*Provided material:*
◇ ◇ ◇ ◇
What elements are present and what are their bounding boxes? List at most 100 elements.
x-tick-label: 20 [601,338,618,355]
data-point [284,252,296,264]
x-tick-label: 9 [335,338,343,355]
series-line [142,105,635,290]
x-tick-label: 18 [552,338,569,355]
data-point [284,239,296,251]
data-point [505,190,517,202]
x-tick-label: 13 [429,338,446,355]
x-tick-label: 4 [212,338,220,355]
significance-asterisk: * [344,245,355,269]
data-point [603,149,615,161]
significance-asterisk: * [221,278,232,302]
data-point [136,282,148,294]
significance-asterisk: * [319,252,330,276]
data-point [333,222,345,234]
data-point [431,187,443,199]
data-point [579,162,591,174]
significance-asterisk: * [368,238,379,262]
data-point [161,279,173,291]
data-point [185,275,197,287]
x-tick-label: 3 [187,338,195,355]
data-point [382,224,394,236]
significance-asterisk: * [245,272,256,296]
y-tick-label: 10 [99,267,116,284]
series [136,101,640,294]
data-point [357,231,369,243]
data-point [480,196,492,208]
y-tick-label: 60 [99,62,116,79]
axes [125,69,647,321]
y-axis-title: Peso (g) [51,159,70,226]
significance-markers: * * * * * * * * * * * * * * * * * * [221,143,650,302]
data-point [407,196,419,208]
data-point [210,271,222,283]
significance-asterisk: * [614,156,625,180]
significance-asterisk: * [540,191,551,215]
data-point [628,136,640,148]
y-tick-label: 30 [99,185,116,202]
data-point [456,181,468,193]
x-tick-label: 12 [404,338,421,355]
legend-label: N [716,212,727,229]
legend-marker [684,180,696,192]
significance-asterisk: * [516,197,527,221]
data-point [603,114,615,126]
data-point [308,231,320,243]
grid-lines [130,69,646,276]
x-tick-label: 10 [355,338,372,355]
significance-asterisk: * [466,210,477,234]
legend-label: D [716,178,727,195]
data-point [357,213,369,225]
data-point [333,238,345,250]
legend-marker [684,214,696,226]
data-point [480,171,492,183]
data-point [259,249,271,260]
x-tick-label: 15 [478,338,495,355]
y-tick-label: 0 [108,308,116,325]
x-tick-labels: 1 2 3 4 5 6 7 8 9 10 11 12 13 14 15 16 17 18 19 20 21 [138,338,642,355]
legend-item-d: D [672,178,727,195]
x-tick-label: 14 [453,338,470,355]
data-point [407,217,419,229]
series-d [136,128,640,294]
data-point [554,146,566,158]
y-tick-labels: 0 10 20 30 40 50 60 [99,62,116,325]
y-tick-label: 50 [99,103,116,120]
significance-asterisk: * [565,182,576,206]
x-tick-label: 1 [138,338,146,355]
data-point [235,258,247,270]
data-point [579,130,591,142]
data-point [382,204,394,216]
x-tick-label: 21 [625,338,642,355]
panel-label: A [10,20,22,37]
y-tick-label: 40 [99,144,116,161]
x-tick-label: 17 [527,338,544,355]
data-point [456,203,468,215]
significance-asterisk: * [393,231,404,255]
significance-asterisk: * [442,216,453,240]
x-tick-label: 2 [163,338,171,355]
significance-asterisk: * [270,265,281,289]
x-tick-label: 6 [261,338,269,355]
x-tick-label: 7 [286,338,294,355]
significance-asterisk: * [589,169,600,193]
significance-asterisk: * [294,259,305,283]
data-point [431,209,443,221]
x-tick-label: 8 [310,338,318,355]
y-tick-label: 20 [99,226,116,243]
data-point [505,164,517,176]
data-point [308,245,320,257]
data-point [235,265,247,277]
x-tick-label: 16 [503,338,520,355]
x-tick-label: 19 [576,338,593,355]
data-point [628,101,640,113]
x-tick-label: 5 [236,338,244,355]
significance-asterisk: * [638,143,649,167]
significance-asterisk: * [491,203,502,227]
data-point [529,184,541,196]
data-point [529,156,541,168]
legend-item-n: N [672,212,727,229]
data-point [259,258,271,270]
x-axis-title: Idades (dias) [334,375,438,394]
◇ ◇ ◇ ◇
*Exercise:* Reproduce the material above line for line, with every line unchanged and in its original order.

*Complete output:*
What elements are present and what are their bounding boxes? List at most 100 elements.
x-tick-label: 20 [601,338,618,355]
data-point [284,252,296,264]
x-tick-label: 9 [335,338,343,355]
series-line [142,105,635,290]
x-tick-label: 18 [552,338,569,355]
data-point [284,239,296,251]
data-point [505,190,517,202]
x-tick-label: 13 [429,338,446,355]
x-tick-label: 4 [212,338,220,355]
significance-asterisk: * [344,245,355,269]
data-point [603,149,615,161]
significance-asterisk: * [221,278,232,302]
data-point [136,282,148,294]
significance-asterisk: * [319,252,330,276]
data-point [333,222,345,234]
data-point [431,187,443,199]
data-point [579,162,591,174]
significance-asterisk: * [368,238,379,262]
data-point [161,279,173,291]
data-point [185,275,197,287]
x-tick-label: 3 [187,338,195,355]
data-point [382,224,394,236]
significance-asterisk: * [245,272,256,296]
y-tick-label: 10 [99,267,116,284]
series [136,101,640,294]
data-point [357,231,369,243]
data-point [480,196,492,208]
y-tick-label: 60 [99,62,116,79]
axes [125,69,647,321]
y-axis-title: Peso (g) [51,159,70,226]
significance-markers: * * * * * * * * * * * * * * * * * * [221,143,650,302]
data-point [407,196,419,208]
data-point [210,271,222,283]
significance-asterisk: * [614,156,625,180]
significance-asterisk: * [540,191,551,215]
data-point [628,136,640,148]
y-tick-label: 30 [99,185,116,202]
data-point [456,181,468,193]
x-tick-label: 12 [404,338,421,355]
legend-label: N [716,212,727,229]
legend-marker [684,180,696,192]
significance-asterisk: * [516,197,527,221]
data-point [603,114,615,126]
data-point [308,231,320,243]
grid-lines [130,69,646,276]
x-tick-label: 10 [355,338,372,355]
significance-asterisk: * [466,210,477,234]
legend-label: D [716,178,727,195]
data-point [357,213,369,225]
data-point [333,238,345,250]
legend-marker [684,214,696,226]
data-point [480,171,492,183]
data-point [259,249,271,260]
x-tick-label: 15 [478,338,495,355]
y-tick-label: 0 [108,308,116,325]
x-tick-labels: 1 2 3 4 5 6 7 8 9 10 11 12 13 14 15 16 17 18 19 20 21 [138,338,642,355]
legend-item-d: D [672,178,727,195]
x-tick-label: 14 [453,338,470,355]
data-point [407,217,419,229]
series-d [136,128,640,294]
data-point [554,146,566,158]
y-tick-labels: 0 10 20 30 40 50 60 [99,62,116,325]
y-tick-label: 50 [99,103,116,120]
significance-asterisk: * [565,182,576,206]
x-tick-label: 1 [138,338,146,355]
data-point [235,258,247,270]
data-point [579,130,591,142]
data-point [382,204,394,216]
x-tick-label: 21 [625,338,642,355]
panel-label: A [10,20,22,37]
y-tick-label: 40 [99,144,116,161]
x-tick-label: 17 [527,338,544,355]
data-point [456,203,468,215]
significance-asterisk: * [393,231,404,255]
significance-asterisk: * [442,216,453,240]
x-tick-label: 2 [163,338,171,355]
significance-asterisk: * [270,265,281,289]
x-tick-label: 6 [261,338,269,355]
x-tick-label: 7 [286,338,294,355]
significance-asterisk: * [589,169,600,193]
significance-asterisk: * [294,259,305,283]
data-point [431,209,443,221]
x-tick-label: 8 [310,338,318,355]
y-tick-label: 20 [99,226,116,243]
data-point [505,164,517,176]
data-point [308,245,320,257]
data-point [235,265,247,277]
x-tick-label: 16 [503,338,520,355]
x-tick-label: 19 [576,338,593,355]
data-point [628,101,640,113]
x-tick-label: 5 [236,338,244,355]
significance-asterisk: * [638,143,649,167]
significance-asterisk: * [491,203,502,227]
data-point [529,184,541,196]
data-point [529,156,541,168]
legend-item-n: N [672,212,727,229]
data-point [259,258,271,270]
x-axis-title: Idades (dias) [334,375,438,394]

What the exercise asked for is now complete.